/---
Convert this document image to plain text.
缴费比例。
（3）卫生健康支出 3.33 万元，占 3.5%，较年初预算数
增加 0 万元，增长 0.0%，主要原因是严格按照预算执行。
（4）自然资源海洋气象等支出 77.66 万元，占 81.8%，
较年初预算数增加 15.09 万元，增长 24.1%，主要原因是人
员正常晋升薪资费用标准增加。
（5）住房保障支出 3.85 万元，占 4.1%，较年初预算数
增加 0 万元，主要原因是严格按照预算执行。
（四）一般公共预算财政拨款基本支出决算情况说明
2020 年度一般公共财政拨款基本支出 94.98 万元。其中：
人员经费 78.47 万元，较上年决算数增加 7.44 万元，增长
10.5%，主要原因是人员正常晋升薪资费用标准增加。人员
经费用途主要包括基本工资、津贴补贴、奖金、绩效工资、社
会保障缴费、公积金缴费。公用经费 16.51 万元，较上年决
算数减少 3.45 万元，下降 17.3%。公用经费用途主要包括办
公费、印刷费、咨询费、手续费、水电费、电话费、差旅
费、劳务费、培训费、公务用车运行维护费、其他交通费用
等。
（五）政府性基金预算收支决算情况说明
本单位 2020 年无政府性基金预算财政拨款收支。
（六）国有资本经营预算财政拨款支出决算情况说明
\---
Required task
Each line of the listing should be echoed back exactly.

Task solution
Convert this document image to plain text.
缴费比例。
（3）卫生健康支出 3.33 万元，占 3.5%，较年初预算数
增加 0 万元，增长 0.0%，主要原因是严格按照预算执行。
（4）自然资源海洋气象等支出 77.66 万元，占 81.8%，
较年初预算数增加 15.09 万元，增长 24.1%，主要原因是人
员正常晋升薪资费用标准增加。
（5）住房保障支出 3.85 万元，占 4.1%，较年初预算数
增加 0 万元，主要原因是严格按照预算执行。
（四）一般公共预算财政拨款基本支出决算情况说明
2020 年度一般公共财政拨款基本支出 94.98 万元。其中：
人员经费 78.47 万元，较上年决算数增加 7.44 万元，增长
10.5%，主要原因是人员正常晋升薪资费用标准增加。人员
经费用途主要包括基本工资、津贴补贴、奖金、绩效工资、社
会保障缴费、公积金缴费。公用经费 16.51 万元，较上年决
算数减少 3.45 万元，下降 17.3%。公用经费用途主要包括办
公费、印刷费、咨询费、手续费、水电费、电话费、差旅
费、劳务费、培训费、公务用车运行维护费、其他交通费用
等。
（五）政府性基金预算收支决算情况说明
本单位 2020 年无政府性基金预算财政拨款收支。
（六）国有资本经营预算财政拨款支出决算情况说明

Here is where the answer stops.